→ **TASK BRIEF**
The listing below must be repeated word for word, with its images excluded.

→ **RECORD EXTRACTS**
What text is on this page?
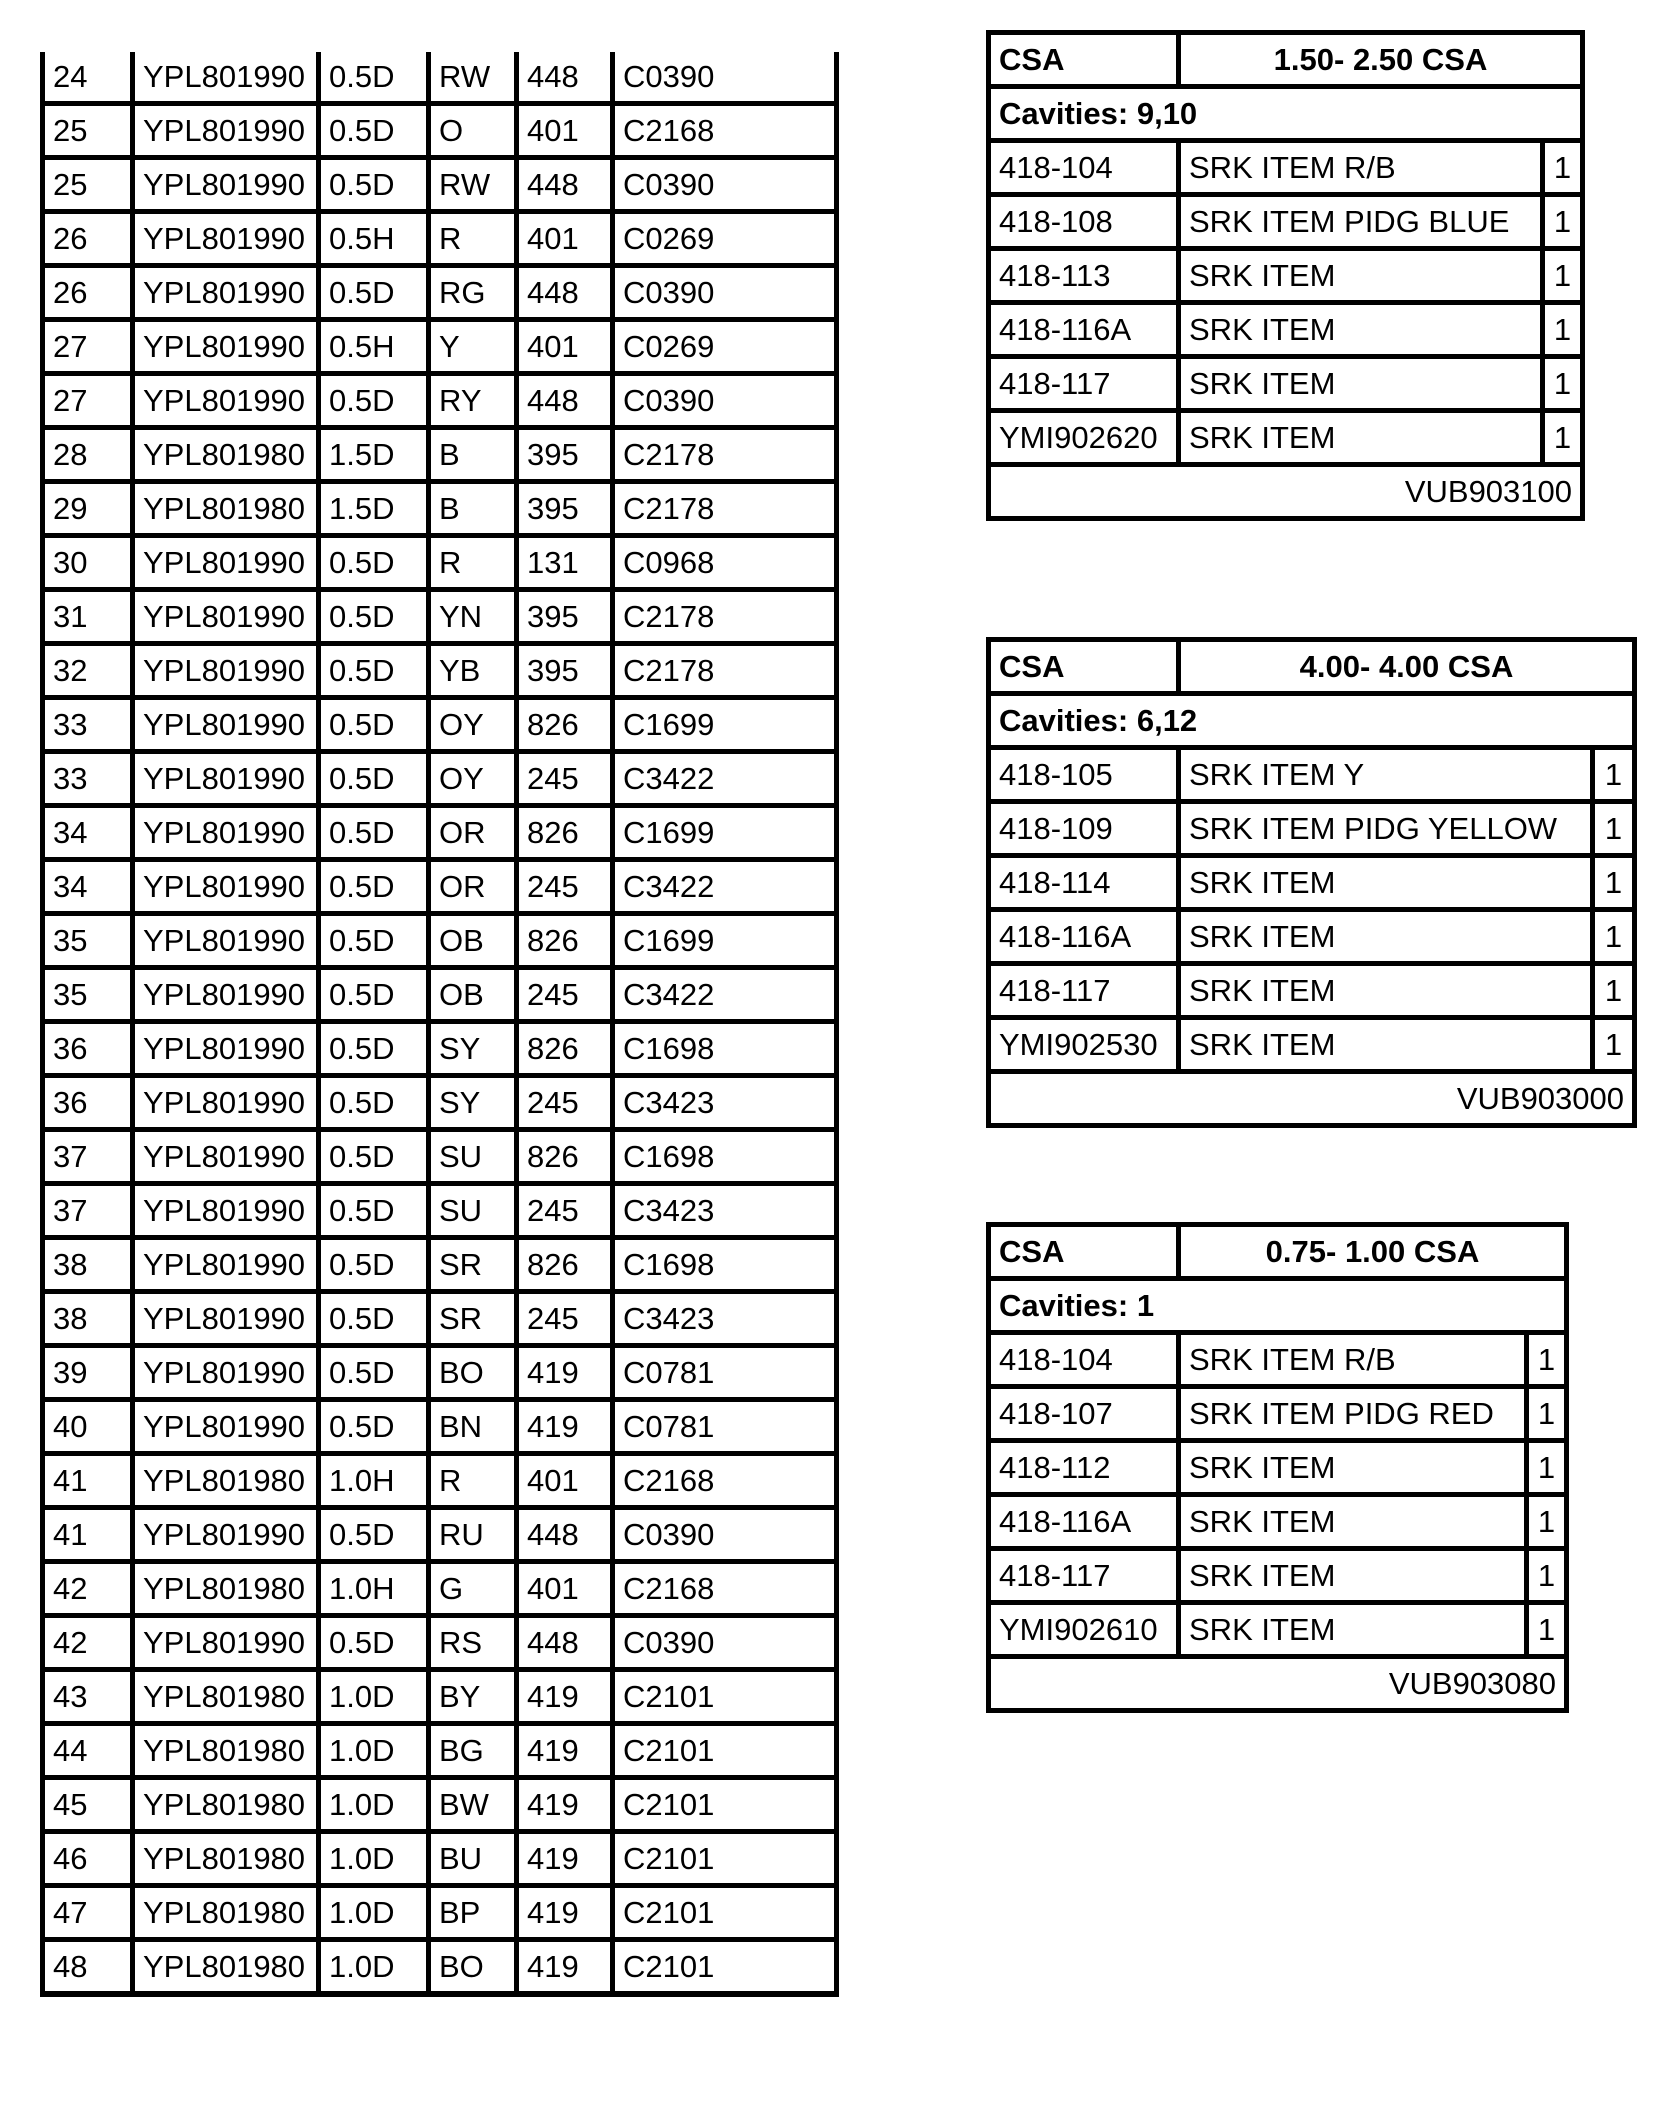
24	YPL801990	0.5D	RW	448	C0390
25	YPL801990	0.5D	O	401	C2168
25	YPL801990	0.5D	RW	448	C0390
26	YPL801990	0.5H	R	401	C0269
26	YPL801990	0.5D	RG	448	C0390
27	YPL801990	0.5H	Y	401	C0269
27	YPL801990	0.5D	RY	448	C0390
28	YPL801980	1.5D	B	395	C2178
29	YPL801980	1.5D	B	395	C2178
30	YPL801990	0.5D	R	131	C0968
31	YPL801990	0.5D	YN	395	C2178
32	YPL801990	0.5D	YB	395	C2178
33	YPL801990	0.5D	OY	826	C1699
33	YPL801990	0.5D	OY	245	C3422
34	YPL801990	0.5D	OR	826	C1699
34	YPL801990	0.5D	OR	245	C3422
35	YPL801990	0.5D	OB	826	C1699
35	YPL801990	0.5D	OB	245	C3422
36	YPL801990	0.5D	SY	826	C1698
36	YPL801990	0.5D	SY	245	C3423
37	YPL801990	0.5D	SU	826	C1698
37	YPL801990	0.5D	SU	245	C3423
38	YPL801990	0.5D	SR	826	C1698
38	YPL801990	0.5D	SR	245	C3423
39	YPL801990	0.5D	BO	419	C0781
40	YPL801990	0.5D	BN	419	C0781
41	YPL801980	1.0H	R	401	C2168
41	YPL801990	0.5D	RU	448	C0390
42	YPL801980	1.0H	G	401	C2168
42	YPL801990	0.5D	RS	448	C0390
43	YPL801980	1.0D	BY	419	C2101
44	YPL801980	1.0D	BG	419	C2101
45	YPL801980	1.0D	BW	419	C2101
46	YPL801980	1.0D	BU	419	C2101
47	YPL801980	1.0D	BP	419	C2101
48	YPL801980	1.0D	BO	419	C2101
CSA	1.50- 2.50 CSA	
Cavities: 9,10		
418-104	SRK ITEM R/B	1
418-108	SRK ITEM PIDG BLUE	1
418-113	SRK ITEM	1
418-116A	SRK ITEM	1
418-117	SRK ITEM	1
YMI902620	SRK ITEM	1
VUB903100		
CSA	4.00- 4.00 CSA	
Cavities: 6,12		
418-105	SRK ITEM Y	1
418-109	SRK ITEM PIDG YELLOW	1
418-114	SRK ITEM	1
418-116A	SRK ITEM	1
418-117	SRK ITEM	1
YMI902530	SRK ITEM	1
VUB903000		
CSA	0.75- 1.00 CSA	
Cavities: 1		
418-104	SRK ITEM R/B	1
418-107	SRK ITEM PIDG RED	1
418-112	SRK ITEM	1
418-116A	SRK ITEM	1
418-117	SRK ITEM	1
YMI902610	SRK ITEM	1
VUB903080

→ **FULL SOLUTION**
What text is on this page?
24	YPL801990	0.5D	RW	448	C0390
25	YPL801990	0.5D	O	401	C2168
25	YPL801990	0.5D	RW	448	C0390
26	YPL801990	0.5H	R	401	C0269
26	YPL801990	0.5D	RG	448	C0390
27	YPL801990	0.5H	Y	401	C0269
27	YPL801990	0.5D	RY	448	C0390
28	YPL801980	1.5D	B	395	C2178
29	YPL801980	1.5D	B	395	C2178
30	YPL801990	0.5D	R	131	C0968
31	YPL801990	0.5D	YN	395	C2178
32	YPL801990	0.5D	YB	395	C2178
33	YPL801990	0.5D	OY	826	C1699
33	YPL801990	0.5D	OY	245	C3422
34	YPL801990	0.5D	OR	826	C1699
34	YPL801990	0.5D	OR	245	C3422
35	YPL801990	0.5D	OB	826	C1699
35	YPL801990	0.5D	OB	245	C3422
36	YPL801990	0.5D	SY	826	C1698
36	YPL801990	0.5D	SY	245	C3423
37	YPL801990	0.5D	SU	826	C1698
37	YPL801990	0.5D	SU	245	C3423
38	YPL801990	0.5D	SR	826	C1698
38	YPL801990	0.5D	SR	245	C3423
39	YPL801990	0.5D	BO	419	C0781
40	YPL801990	0.5D	BN	419	C0781
41	YPL801980	1.0H	R	401	C2168
41	YPL801990	0.5D	RU	448	C0390
42	YPL801980	1.0H	G	401	C2168
42	YPL801990	0.5D	RS	448	C0390
43	YPL801980	1.0D	BY	419	C2101
44	YPL801980	1.0D	BG	419	C2101
45	YPL801980	1.0D	BW	419	C2101
46	YPL801980	1.0D	BU	419	C2101
47	YPL801980	1.0D	BP	419	C2101
48	YPL801980	1.0D	BO	419	C2101
CSA	1.50- 2.50 CSA	
Cavities: 9,10		
418-104	SRK ITEM R/B	1
418-108	SRK ITEM PIDG BLUE	1
418-113	SRK ITEM	1
418-116A	SRK ITEM	1
418-117	SRK ITEM	1
YMI902620	SRK ITEM	1
VUB903100		
CSA	4.00- 4.00 CSA	
Cavities: 6,12		
418-105	SRK ITEM Y	1
418-109	SRK ITEM PIDG YELLOW	1
418-114	SRK ITEM	1
418-116A	SRK ITEM	1
418-117	SRK ITEM	1
YMI902530	SRK ITEM	1
VUB903000		
CSA	0.75- 1.00 CSA	
Cavities: 1		
418-104	SRK ITEM R/B	1
418-107	SRK ITEM PIDG RED	1
418-112	SRK ITEM	1
418-116A	SRK ITEM	1
418-117	SRK ITEM	1
YMI902610	SRK ITEM	1
VUB903080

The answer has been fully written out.